> _To do_: Search the material for the string "grid" and copy each line where it occurs.

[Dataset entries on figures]
Begin

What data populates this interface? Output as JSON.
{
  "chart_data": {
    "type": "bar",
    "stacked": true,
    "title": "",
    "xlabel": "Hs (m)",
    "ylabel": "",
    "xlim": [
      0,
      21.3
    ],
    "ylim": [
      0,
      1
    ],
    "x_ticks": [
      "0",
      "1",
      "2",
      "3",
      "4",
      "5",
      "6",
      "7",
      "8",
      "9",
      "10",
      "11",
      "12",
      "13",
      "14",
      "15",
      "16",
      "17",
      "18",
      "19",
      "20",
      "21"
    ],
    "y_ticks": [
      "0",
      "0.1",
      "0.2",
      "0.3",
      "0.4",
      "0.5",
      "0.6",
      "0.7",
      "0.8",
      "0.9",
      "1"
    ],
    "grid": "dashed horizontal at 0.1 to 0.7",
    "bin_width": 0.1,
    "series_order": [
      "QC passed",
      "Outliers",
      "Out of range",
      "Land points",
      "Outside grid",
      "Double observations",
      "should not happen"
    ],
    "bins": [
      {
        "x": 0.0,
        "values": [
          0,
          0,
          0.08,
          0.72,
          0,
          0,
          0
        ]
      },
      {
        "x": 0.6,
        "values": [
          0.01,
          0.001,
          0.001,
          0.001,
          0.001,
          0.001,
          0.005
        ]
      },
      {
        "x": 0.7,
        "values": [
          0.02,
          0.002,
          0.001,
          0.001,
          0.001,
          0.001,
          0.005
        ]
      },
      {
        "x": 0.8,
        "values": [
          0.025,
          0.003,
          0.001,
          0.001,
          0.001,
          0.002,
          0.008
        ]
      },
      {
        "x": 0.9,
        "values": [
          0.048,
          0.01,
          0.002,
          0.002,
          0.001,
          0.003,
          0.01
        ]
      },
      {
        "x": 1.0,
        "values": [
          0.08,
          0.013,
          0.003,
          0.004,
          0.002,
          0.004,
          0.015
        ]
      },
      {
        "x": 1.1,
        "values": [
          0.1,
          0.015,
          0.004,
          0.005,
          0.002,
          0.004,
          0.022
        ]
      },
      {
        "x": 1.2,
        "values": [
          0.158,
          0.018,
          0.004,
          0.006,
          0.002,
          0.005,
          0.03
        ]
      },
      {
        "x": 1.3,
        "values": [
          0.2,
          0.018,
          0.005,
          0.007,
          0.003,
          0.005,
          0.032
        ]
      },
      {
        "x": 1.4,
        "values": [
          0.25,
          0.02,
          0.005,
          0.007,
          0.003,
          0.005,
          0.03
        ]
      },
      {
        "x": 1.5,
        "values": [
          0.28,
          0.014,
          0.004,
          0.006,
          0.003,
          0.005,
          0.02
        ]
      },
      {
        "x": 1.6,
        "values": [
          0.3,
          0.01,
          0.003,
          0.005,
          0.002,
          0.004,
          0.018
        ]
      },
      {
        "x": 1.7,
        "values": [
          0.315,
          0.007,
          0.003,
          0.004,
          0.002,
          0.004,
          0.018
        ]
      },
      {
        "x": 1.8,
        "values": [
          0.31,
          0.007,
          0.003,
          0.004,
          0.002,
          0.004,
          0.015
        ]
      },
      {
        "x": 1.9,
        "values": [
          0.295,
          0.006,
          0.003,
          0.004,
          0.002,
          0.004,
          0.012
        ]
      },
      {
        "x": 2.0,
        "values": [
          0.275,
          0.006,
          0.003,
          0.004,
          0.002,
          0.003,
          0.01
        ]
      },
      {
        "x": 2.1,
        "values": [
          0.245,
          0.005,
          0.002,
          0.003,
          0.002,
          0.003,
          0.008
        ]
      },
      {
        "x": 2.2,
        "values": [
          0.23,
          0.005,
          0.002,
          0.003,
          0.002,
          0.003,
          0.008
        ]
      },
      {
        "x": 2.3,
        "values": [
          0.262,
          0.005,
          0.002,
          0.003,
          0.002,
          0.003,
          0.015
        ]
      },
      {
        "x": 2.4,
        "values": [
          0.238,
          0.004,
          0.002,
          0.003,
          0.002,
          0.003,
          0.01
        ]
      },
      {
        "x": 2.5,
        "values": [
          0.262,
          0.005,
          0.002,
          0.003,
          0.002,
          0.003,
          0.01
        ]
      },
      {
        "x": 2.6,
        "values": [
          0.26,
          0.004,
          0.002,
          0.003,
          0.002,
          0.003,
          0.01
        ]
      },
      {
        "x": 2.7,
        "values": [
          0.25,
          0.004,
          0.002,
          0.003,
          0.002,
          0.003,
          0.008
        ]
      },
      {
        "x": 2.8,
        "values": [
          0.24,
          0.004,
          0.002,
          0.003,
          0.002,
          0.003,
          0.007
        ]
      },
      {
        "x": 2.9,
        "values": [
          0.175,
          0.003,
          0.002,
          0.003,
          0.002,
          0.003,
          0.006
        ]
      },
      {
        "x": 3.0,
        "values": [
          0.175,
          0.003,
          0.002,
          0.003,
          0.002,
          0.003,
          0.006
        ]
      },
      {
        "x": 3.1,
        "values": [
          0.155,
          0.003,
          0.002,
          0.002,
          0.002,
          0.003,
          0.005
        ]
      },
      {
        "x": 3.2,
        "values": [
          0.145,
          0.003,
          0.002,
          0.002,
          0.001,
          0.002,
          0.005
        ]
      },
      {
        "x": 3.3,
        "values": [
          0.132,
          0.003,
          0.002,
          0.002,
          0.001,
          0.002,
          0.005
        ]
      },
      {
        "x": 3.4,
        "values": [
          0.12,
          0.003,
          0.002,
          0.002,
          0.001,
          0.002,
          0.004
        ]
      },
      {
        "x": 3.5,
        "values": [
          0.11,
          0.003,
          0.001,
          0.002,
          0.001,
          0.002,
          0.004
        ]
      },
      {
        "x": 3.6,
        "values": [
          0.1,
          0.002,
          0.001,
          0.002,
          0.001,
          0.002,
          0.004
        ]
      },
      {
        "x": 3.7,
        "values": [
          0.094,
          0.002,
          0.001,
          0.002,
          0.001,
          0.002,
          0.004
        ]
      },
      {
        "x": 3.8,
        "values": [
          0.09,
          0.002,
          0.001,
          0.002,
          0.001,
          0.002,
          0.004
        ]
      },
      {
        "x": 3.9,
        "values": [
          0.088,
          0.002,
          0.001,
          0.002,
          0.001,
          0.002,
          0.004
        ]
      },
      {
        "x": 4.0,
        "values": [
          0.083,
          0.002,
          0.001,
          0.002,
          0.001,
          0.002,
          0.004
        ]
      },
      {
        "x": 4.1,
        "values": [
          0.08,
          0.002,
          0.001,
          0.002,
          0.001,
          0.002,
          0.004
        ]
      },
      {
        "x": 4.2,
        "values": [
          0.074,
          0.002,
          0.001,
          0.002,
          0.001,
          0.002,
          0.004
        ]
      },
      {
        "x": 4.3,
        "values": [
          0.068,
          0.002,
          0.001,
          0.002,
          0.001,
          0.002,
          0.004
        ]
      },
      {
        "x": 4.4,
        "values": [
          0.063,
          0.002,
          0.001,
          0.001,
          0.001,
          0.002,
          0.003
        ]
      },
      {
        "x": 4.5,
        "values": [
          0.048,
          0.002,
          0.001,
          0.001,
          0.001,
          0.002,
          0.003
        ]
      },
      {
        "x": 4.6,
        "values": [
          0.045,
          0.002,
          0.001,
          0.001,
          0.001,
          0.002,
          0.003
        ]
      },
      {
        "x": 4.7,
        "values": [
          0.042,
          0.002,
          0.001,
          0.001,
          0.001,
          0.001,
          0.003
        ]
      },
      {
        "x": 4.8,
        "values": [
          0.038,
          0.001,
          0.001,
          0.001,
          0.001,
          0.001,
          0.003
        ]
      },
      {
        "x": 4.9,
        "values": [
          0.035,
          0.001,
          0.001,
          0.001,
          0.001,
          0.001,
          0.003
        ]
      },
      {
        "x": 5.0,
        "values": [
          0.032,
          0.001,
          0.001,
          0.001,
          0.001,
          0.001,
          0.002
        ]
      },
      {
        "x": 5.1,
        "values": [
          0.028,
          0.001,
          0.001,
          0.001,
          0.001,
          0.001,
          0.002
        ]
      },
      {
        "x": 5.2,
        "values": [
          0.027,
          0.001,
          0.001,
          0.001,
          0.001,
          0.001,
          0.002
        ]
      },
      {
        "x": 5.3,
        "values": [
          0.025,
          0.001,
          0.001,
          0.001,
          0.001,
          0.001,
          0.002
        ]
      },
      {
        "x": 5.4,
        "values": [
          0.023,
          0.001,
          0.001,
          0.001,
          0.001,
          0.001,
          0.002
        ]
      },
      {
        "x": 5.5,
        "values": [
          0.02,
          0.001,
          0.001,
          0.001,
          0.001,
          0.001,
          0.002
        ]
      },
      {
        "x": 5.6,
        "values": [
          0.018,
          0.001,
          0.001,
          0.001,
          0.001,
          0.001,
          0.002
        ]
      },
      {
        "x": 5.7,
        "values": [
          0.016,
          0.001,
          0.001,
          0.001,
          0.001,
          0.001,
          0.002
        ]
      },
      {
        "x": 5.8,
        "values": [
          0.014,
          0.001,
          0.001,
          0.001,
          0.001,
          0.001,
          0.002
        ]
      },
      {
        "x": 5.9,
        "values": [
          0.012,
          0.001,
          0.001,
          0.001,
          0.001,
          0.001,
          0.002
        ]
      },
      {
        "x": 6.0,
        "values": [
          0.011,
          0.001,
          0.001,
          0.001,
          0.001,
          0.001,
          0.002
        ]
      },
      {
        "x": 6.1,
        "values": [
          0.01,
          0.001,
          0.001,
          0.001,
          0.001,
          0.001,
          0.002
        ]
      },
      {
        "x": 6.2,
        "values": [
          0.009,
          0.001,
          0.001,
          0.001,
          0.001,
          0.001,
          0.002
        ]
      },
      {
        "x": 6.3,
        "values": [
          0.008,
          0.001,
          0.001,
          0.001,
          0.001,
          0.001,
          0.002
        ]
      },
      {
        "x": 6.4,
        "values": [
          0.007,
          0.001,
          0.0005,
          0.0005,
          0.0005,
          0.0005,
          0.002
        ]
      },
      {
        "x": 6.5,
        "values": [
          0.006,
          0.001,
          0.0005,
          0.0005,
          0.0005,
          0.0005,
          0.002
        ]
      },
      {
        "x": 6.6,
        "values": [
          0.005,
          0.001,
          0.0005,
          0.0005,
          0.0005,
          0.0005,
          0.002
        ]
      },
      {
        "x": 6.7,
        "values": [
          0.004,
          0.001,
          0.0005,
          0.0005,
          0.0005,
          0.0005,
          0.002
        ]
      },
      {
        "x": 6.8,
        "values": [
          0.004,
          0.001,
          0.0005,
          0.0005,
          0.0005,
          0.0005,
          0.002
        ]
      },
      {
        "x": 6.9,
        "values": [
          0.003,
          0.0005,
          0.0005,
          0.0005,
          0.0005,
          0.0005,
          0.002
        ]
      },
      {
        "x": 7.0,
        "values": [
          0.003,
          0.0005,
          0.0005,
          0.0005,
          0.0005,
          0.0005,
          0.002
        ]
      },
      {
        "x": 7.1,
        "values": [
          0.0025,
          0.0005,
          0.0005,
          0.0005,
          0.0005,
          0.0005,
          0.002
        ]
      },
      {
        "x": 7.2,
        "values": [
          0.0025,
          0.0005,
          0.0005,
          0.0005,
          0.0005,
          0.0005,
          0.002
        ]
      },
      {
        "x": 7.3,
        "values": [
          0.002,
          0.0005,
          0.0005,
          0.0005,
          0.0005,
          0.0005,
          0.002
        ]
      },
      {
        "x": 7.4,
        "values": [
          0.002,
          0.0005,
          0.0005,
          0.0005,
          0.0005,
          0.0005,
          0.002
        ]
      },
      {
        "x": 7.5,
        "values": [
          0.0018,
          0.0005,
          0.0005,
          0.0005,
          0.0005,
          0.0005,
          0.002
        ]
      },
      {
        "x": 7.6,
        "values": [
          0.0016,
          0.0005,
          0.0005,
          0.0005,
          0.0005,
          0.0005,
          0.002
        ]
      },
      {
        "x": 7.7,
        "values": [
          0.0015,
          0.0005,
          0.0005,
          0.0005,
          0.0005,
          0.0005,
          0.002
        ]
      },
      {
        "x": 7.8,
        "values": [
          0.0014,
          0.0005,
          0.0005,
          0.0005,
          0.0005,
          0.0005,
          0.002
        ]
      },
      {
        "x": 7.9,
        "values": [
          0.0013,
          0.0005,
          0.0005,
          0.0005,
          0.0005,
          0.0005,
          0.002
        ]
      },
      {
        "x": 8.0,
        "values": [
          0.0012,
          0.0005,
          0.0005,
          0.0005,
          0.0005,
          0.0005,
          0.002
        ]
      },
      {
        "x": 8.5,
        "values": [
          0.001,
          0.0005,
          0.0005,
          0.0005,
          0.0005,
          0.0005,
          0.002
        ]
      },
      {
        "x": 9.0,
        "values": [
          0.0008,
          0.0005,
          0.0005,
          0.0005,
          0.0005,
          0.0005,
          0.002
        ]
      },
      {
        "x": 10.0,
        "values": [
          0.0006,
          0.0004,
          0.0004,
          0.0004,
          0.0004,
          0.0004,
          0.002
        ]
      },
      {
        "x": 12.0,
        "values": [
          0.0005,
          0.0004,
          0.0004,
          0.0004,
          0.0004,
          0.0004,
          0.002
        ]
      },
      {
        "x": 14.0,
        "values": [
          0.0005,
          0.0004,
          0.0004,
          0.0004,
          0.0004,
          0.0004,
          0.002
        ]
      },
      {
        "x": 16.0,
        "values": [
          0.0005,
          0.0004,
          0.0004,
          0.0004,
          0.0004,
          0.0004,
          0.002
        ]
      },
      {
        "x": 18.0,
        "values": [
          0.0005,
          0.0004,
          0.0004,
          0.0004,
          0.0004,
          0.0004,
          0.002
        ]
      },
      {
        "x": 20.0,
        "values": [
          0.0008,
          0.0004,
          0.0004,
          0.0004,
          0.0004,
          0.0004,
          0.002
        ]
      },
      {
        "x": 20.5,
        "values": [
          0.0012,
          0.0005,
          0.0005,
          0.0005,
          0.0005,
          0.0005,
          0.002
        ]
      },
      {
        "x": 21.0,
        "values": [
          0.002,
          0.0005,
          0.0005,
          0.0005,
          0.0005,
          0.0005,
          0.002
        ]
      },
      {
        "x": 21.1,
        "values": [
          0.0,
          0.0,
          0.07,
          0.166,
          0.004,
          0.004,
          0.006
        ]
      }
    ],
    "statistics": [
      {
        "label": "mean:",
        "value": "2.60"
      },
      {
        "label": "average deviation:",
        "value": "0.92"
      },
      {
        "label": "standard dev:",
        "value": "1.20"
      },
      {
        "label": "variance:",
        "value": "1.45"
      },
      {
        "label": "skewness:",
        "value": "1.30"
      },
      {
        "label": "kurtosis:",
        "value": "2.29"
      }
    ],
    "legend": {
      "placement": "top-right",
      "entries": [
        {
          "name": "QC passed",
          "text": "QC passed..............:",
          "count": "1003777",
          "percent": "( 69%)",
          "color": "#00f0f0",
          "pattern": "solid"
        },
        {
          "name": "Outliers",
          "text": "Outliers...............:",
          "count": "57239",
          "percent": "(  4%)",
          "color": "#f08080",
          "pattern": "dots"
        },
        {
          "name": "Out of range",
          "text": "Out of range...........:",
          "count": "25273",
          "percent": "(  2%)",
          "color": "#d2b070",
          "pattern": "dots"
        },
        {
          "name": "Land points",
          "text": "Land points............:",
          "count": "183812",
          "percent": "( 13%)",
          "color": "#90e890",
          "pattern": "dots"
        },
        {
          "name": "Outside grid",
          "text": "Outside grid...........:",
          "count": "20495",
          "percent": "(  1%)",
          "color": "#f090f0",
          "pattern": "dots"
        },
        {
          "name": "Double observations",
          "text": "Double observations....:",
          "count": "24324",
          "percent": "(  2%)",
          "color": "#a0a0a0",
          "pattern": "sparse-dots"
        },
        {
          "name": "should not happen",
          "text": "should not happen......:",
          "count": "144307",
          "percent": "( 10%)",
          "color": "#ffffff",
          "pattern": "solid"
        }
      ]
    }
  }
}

End

> _Reply to the exercise_:
    "grid": "dashed horizontal at 0.1 to 0.7",
      "Outside grid",
          "name": "Outside grid",
          "text": "Outside grid...........:",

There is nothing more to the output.